EXTRACTED ENTRIES
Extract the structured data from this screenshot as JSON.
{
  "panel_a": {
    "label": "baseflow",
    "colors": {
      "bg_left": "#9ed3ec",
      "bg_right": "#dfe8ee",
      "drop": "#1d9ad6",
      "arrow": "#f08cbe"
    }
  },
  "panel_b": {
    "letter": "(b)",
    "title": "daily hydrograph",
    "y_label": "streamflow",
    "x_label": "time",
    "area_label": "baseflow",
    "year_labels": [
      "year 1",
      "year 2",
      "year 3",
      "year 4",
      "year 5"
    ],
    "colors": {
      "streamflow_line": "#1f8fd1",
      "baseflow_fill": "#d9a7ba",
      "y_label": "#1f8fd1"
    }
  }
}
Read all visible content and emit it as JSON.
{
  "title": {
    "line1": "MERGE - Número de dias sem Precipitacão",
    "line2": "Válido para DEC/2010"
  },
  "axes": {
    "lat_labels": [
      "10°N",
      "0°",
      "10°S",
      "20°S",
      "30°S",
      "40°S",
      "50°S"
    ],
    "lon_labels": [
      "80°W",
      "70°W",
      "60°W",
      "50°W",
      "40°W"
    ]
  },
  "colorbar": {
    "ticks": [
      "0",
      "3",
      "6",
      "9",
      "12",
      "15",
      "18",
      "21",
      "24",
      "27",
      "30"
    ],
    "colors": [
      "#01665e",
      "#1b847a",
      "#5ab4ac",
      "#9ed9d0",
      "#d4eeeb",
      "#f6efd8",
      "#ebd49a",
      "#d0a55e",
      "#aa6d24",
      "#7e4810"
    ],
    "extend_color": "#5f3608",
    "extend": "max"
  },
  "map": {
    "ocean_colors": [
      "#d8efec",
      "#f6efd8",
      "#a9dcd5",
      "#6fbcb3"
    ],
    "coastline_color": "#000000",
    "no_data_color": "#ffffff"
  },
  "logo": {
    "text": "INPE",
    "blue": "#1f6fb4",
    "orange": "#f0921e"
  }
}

PROBLEM DESCRIPTION
Locate all lines holding the word "JSON", then copy them out.

THE COMPLETED TASK
Extract the structured data from this screenshot as JSON.
Read all visible content and emit it as JSON.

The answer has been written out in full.